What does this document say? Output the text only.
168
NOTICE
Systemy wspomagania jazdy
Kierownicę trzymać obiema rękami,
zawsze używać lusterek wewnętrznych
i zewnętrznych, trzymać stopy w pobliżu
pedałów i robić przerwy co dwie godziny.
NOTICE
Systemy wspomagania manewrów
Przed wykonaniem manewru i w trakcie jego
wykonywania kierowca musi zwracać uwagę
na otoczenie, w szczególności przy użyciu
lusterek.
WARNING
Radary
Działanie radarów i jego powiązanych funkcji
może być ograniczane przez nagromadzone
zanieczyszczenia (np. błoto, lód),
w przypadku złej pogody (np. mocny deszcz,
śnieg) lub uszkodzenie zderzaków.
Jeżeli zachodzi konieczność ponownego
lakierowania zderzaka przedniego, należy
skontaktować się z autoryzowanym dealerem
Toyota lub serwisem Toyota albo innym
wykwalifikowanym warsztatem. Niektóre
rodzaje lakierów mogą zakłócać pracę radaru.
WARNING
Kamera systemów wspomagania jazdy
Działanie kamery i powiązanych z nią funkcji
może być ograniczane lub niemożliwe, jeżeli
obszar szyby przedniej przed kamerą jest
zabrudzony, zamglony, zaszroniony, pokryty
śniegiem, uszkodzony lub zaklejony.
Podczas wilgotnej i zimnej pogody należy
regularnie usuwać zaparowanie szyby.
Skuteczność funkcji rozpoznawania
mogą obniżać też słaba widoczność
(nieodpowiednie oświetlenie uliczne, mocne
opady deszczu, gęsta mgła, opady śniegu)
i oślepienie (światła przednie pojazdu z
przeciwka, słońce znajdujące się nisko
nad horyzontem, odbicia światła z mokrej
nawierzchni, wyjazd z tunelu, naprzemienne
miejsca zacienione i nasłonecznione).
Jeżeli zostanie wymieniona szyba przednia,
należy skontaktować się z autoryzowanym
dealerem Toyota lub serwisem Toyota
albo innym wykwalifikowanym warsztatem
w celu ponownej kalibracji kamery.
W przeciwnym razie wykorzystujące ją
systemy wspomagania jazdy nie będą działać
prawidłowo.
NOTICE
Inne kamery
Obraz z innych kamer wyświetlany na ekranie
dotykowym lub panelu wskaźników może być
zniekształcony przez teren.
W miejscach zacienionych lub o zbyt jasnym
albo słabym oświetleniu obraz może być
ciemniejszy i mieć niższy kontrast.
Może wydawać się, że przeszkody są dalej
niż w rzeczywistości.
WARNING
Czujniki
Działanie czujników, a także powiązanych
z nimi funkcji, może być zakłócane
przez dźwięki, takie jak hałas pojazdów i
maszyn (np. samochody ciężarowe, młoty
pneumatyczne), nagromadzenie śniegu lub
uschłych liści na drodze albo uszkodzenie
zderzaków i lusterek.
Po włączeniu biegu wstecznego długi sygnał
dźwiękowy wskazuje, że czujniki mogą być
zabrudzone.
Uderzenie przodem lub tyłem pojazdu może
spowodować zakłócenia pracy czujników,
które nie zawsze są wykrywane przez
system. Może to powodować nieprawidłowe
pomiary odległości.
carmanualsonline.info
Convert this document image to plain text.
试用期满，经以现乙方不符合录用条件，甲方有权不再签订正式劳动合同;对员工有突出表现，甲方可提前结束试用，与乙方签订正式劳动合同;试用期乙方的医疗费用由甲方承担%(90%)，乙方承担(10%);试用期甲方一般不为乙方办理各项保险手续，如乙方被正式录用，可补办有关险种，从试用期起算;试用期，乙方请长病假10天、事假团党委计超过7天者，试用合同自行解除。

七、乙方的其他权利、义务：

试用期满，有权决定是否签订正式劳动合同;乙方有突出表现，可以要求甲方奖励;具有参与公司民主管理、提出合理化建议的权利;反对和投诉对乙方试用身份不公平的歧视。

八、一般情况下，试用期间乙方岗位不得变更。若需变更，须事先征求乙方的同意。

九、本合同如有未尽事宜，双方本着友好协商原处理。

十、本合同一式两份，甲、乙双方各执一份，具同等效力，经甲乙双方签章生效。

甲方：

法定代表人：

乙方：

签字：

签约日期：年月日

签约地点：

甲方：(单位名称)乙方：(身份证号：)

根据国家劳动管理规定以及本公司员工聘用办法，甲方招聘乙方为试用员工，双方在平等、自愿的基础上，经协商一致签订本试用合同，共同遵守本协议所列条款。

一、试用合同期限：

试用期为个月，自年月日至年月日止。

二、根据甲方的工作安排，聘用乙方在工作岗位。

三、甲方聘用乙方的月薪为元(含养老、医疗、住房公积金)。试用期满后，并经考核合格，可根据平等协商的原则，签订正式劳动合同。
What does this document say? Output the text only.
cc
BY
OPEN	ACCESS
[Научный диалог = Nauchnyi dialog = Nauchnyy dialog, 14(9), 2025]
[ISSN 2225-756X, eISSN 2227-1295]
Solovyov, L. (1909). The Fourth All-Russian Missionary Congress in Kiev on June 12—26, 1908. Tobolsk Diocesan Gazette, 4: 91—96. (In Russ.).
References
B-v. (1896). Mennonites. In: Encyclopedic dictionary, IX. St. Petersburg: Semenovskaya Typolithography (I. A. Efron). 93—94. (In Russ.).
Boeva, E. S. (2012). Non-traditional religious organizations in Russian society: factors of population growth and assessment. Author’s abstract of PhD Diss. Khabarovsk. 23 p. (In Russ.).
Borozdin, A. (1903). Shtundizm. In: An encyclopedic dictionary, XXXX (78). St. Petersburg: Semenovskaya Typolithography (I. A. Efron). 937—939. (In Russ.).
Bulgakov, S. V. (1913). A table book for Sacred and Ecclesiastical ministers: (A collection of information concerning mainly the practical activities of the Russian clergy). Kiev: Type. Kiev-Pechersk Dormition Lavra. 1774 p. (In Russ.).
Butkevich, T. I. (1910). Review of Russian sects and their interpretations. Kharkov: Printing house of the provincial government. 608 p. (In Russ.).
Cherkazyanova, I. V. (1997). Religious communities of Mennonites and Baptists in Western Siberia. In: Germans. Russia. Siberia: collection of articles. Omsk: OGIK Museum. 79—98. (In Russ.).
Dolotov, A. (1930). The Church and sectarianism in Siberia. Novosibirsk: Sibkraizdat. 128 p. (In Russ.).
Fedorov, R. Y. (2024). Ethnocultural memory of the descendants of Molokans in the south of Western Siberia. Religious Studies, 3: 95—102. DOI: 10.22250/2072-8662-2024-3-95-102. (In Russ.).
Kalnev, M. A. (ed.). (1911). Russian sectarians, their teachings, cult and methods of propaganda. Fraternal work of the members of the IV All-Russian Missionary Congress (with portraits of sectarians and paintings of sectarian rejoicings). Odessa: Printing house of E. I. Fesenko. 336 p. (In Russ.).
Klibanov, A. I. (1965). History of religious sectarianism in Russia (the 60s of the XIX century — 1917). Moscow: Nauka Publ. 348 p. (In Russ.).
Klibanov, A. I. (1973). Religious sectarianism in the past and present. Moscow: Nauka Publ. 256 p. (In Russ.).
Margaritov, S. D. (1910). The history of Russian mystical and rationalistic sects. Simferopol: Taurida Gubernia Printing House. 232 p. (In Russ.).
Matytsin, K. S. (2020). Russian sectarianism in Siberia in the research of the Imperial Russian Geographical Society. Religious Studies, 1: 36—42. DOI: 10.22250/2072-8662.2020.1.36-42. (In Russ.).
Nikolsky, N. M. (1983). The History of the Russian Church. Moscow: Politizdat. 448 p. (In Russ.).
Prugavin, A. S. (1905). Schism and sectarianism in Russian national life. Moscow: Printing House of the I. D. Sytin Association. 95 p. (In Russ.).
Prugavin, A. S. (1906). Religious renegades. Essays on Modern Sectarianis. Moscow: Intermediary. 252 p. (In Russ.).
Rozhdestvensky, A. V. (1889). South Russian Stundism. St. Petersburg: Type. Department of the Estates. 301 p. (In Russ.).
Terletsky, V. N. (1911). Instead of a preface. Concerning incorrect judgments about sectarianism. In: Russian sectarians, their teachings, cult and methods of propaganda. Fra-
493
++++++++++
• _WHAT THE EXERCISE ASKS_
Find the string "collection" in the records, then copy each line where it occurs.

• _REPLY_
Bulgakov, S. V. (1913). A table book for Sacred and Ecclesiastical ministers: (A collection of information concerning mainly the practical activities of the Russian clergy). Kiev: Type. Kiev-Pechersk Dormition Lavra. 1774 p. (In Russ.).
Cherkazyanova, I. V. (1997). Religious communities of Mennonites and Baptists in Western Siberia. In: Germans. Russia. Siberia: collection of articles. Omsk: OGIK Museum. 79—98. (In Russ.).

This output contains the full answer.